Chaurahen (Crossroads) a Bollywood Hindi romantic film by director Rajshree Ojha and producer Pramod Ojha. Starring Soha Ali Khan, Ankur Khanna, Victor Banerjee, Kiera Chaplin, Roopa Ganguly, Zeenat Aman, Shayan Munshi, Karthik Kumar and Arundhati Nag.
Chaurahen which released on 16thMarch, 2012 is an evocative and poignant film consisting of three separate stories set in three different cities in contemporary India – Mumbai, Kochi, and Kolkata – that eventually converge, or are at least meant to.
The first story is about a girl called Ira, (Soha Ali Khan) who is caught in a relationship with Farooq (Ankur Khanna), a grief-stricken man grappling with the memories of his dead parents. Weirdly, this depressed soul even preserves his dead daddy’s dentures, with the ‘last crumbs of bread’ still stuck in those teeth (Yuks!!). Farooq appears incapable of fully living in the present, to the extent to which he proves powerless in responding to the possibility of sharing true love with Ira.
Second story is about mid-age couple Victor Banerjee and Roopa Ganguly, play the estranged married couple with a strong, silent dignity. Dr. Siddharth Bose (Victor Banerjee), a wealthy Calcutta surgeon in his fifties. Dr. Bose’s is stuck in the rut of a loveless, pitiful, and seemingly pointless marriage which he attempts to rattle by embarking on a quick, nervous and uncomfortable affair with a much younger woman. His lover, Lea (Keira Chaplin), is a German on her own journey to discover India, and to some extent herself. Their passionate yet tormented romance lays the groundwork for Dr. Bose and his wife (Roopa Ganguly) to repair their relationship while Dr. Bose simultaneously self-destructs his nascent, doomed affair.
The third and final story occurs in the south Indian city of Kochi where the Nair family confronts the sudden loss of a nuclear family member who died serving in the Indian military. One of the Nair children, Naveen (Karthik Kumar), returns from Vienna to try and reconcile the harsh, lonely reality of his brother Keshi’s (Shayan Munshi) death with his own inability to connect with his personal and familial history in India and his present predicament of having to feign a relationship with a woman to conceal his love for a man in Europe.
A film must watch for art lovers. You will not love the film but you will surely not hate it.

________

Work order A: Please translate this sentence from the Chaurahen review into Spanish: "Farooq appears incapable of fully living in the present, to the extent to which he proves powerless in responding to the possibility of sharing true love with Ira."
Work order B: According to the Chaurahen review, in which city does the third story take place?
The items after this point come from a different source.

________

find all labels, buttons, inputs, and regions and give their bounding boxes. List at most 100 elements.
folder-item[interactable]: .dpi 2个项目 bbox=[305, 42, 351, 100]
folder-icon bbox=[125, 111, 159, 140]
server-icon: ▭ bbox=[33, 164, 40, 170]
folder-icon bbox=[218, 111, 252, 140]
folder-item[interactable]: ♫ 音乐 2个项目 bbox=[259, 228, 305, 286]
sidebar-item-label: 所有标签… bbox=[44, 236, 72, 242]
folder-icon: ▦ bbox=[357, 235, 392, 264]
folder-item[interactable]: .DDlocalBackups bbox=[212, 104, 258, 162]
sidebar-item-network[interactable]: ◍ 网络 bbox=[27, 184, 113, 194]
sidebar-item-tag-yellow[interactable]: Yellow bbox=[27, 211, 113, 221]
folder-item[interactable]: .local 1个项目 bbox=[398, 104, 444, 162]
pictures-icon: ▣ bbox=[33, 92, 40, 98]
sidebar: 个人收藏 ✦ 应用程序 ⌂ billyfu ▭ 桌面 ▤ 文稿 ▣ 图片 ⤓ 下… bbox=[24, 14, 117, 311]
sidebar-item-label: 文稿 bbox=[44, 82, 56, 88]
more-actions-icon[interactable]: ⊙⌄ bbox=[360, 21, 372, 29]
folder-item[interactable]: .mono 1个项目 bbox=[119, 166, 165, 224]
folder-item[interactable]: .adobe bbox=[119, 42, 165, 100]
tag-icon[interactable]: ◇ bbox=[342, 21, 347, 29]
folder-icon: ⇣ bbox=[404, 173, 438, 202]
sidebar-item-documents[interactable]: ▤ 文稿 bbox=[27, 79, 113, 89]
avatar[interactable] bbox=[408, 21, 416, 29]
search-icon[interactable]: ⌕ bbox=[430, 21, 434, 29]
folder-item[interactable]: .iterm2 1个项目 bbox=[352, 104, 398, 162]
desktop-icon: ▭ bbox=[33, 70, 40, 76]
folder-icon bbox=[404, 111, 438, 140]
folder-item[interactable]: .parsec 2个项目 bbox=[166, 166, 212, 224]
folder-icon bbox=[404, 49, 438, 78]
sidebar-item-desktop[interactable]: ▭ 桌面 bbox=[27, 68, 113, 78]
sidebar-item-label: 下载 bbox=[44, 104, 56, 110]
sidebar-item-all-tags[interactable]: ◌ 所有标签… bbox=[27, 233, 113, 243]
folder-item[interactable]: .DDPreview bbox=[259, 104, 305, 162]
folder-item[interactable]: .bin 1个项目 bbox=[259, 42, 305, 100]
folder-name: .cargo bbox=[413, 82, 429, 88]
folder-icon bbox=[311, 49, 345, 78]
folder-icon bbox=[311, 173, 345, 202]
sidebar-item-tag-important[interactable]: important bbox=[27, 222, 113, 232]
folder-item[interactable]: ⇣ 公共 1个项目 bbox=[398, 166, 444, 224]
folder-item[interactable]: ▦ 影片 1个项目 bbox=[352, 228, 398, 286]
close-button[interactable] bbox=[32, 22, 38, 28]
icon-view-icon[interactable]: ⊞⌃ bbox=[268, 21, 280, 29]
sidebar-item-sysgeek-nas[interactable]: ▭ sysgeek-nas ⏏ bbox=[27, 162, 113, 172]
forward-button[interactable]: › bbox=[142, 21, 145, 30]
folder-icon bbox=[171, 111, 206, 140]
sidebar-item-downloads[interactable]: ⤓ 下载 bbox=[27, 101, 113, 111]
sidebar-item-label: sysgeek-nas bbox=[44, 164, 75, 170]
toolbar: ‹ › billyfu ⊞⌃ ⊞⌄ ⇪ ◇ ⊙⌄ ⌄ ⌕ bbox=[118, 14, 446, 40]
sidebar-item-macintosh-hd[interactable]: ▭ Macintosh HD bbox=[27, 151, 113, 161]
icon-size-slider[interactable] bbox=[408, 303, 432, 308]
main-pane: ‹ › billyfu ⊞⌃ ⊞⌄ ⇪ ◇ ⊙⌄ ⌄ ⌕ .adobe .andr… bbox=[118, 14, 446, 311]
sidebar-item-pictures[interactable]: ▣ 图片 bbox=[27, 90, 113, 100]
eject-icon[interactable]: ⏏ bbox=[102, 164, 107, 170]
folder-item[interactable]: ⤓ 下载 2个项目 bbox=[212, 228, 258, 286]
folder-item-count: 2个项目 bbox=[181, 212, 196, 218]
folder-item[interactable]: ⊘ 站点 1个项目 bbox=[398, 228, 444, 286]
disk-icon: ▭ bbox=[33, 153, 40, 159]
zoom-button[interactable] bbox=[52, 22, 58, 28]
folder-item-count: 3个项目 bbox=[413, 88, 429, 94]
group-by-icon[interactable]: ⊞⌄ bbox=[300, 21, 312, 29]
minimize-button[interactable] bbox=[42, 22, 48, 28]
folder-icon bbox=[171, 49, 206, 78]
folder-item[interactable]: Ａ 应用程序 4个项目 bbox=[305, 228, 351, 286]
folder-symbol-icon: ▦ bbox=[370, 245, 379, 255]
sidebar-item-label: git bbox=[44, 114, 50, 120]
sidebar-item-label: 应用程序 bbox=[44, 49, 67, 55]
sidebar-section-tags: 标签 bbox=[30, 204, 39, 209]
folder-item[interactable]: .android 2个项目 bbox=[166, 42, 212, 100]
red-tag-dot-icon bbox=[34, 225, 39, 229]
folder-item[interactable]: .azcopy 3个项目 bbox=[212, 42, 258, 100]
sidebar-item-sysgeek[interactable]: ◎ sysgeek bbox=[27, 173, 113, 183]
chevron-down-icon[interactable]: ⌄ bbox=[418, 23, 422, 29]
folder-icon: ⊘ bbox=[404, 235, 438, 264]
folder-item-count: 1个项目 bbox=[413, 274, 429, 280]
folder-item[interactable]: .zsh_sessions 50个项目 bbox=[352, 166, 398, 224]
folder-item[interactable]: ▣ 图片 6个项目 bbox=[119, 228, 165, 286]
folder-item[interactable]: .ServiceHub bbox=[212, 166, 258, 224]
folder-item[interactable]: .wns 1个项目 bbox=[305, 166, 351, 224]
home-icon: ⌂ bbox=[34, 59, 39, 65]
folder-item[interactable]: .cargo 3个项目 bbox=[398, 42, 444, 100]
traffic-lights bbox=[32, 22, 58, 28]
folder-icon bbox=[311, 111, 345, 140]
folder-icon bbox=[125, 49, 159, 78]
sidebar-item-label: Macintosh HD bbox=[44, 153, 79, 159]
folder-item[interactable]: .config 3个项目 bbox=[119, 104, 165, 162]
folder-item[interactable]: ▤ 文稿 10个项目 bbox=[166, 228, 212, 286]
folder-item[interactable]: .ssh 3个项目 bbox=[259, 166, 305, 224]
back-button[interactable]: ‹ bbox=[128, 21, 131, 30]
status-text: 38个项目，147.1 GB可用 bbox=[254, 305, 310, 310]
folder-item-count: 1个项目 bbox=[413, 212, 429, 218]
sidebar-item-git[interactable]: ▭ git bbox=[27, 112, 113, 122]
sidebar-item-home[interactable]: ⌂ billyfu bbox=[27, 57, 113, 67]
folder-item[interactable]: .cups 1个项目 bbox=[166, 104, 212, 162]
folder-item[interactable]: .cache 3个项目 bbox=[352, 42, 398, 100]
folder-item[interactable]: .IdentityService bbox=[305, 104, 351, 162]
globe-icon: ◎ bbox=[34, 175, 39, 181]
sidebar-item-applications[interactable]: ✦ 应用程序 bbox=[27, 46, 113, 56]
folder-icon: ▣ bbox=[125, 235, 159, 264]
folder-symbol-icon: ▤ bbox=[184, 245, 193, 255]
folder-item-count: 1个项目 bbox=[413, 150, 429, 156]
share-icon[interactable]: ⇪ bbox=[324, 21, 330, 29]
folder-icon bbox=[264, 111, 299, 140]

________

Written solution A: Farooq parece incapaz de vivir plenamente el presente, hasta el punto de que se muestra impotente para responder a la posibilidad de compartir un amor verdadero con Ira.

Written solution B: Kochi